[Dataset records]

━━━━━━━━━━━━━━━━━━━━━━━━━━━━━━

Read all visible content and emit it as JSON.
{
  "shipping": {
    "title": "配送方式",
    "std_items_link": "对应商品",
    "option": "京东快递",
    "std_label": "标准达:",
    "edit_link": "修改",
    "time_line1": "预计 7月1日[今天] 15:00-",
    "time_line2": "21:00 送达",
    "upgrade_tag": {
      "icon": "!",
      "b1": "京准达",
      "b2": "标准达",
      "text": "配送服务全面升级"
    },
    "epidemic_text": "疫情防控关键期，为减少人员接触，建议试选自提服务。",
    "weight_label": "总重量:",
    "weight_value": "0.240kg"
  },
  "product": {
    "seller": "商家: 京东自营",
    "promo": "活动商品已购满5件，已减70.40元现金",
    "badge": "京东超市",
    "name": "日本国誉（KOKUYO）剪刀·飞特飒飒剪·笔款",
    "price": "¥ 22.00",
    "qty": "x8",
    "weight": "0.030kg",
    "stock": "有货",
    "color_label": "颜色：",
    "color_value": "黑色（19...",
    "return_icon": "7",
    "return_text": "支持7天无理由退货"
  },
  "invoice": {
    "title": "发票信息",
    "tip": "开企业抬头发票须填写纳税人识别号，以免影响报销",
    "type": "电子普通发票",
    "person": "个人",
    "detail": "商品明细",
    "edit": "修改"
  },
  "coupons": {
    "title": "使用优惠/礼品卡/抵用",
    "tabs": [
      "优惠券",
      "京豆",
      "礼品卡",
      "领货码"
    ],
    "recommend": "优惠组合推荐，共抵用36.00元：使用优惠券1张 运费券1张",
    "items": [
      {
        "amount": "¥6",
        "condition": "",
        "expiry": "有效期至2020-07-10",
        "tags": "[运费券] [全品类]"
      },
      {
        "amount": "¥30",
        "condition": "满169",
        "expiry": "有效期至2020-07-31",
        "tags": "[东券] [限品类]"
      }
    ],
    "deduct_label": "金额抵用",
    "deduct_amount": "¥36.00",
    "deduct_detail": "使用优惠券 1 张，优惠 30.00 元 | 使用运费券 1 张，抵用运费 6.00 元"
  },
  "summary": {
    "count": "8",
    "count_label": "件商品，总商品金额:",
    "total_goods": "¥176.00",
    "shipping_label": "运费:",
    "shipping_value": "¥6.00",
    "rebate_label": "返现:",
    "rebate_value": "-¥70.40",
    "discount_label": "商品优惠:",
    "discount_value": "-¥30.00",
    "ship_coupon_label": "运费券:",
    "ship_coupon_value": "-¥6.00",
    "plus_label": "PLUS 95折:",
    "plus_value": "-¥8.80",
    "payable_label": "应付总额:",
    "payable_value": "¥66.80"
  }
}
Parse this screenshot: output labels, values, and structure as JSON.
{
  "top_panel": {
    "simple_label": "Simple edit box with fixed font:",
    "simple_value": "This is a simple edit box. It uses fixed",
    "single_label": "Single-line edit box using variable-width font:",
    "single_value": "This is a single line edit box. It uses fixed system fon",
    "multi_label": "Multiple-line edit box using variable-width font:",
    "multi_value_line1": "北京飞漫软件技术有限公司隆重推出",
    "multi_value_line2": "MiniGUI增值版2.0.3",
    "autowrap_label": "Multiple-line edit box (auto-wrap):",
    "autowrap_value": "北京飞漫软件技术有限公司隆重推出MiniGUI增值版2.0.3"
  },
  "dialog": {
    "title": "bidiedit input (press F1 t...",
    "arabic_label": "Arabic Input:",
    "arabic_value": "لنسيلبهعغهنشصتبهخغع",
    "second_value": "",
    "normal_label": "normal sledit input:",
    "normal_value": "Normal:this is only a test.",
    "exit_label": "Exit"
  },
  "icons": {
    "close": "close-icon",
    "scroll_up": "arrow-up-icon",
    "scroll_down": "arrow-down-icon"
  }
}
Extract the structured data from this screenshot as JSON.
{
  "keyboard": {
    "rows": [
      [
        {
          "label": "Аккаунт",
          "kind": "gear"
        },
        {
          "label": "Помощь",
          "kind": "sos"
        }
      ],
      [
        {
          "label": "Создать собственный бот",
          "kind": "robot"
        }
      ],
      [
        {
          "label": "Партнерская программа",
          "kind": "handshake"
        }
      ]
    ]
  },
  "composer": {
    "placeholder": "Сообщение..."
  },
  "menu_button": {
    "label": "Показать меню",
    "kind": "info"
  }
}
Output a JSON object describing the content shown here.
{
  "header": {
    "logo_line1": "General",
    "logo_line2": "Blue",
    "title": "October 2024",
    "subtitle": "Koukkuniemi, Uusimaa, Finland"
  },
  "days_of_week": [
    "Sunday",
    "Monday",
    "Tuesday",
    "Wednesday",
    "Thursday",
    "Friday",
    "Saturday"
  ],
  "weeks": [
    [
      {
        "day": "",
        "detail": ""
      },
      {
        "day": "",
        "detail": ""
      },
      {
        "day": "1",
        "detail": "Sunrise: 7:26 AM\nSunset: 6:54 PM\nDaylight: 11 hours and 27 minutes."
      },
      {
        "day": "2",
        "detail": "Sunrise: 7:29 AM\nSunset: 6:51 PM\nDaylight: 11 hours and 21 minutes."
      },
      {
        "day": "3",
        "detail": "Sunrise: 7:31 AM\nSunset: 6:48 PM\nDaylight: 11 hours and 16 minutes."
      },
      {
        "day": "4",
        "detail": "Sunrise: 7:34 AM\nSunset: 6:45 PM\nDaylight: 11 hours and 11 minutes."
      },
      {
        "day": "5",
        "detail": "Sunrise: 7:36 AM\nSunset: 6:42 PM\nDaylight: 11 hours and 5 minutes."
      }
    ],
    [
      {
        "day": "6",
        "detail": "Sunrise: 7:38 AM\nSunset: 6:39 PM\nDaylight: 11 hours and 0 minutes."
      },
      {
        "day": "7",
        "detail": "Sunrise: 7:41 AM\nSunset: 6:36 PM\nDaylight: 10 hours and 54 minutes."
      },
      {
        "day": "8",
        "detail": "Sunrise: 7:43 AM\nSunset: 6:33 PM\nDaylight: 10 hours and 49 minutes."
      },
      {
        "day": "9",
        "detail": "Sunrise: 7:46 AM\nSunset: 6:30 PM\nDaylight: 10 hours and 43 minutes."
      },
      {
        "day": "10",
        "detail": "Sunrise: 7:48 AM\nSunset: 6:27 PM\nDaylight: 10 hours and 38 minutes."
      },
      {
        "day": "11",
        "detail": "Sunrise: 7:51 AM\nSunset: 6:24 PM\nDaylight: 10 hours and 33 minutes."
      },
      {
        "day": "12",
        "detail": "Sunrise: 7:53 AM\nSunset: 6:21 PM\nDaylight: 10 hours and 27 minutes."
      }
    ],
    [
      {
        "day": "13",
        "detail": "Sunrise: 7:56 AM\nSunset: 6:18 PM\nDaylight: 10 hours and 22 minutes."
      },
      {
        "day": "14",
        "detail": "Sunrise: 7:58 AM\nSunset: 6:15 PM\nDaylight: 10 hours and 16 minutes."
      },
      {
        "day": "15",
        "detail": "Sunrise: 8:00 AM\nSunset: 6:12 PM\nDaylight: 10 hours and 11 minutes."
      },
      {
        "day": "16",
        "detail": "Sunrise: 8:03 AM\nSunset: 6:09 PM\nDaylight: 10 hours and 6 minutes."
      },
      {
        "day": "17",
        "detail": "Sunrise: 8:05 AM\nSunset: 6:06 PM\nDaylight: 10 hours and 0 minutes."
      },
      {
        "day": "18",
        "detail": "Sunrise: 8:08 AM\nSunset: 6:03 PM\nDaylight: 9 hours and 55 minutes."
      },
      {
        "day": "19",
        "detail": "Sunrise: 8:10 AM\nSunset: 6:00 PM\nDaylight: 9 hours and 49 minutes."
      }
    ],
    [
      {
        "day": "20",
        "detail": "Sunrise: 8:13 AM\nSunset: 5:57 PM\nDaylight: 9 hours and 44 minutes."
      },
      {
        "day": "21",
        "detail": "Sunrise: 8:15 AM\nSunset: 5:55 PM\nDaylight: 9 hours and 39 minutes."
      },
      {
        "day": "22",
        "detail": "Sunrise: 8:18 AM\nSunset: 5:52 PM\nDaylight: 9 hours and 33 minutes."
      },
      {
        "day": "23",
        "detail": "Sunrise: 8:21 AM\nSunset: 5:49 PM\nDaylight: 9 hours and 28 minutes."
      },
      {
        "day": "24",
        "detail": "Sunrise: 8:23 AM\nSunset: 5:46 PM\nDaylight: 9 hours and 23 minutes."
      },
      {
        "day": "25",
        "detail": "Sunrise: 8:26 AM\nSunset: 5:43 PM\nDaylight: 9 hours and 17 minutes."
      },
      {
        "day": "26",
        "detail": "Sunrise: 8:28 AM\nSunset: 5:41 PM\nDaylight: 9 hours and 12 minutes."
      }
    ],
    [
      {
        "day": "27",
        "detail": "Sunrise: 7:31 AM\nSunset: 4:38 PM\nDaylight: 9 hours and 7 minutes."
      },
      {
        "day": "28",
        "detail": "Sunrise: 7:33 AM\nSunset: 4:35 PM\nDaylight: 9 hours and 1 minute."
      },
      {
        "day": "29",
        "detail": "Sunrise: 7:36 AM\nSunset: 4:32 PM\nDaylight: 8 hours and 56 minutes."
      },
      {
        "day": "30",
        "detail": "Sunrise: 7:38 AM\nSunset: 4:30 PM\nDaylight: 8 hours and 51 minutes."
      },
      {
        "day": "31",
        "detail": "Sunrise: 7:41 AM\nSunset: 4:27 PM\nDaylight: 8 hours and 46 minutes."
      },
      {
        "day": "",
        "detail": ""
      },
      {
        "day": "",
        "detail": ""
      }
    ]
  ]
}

━━━━━━━━━━━━━━━━━━━━━━━━━━━━━━

_Exercise task_
Pick out and copy every line that contains the word "using".

_Reply to the exercise_
    "single_label": "Single-line edit box using variable-width font:",
    "multi_label": "Multiple-line edit box using variable-width font:",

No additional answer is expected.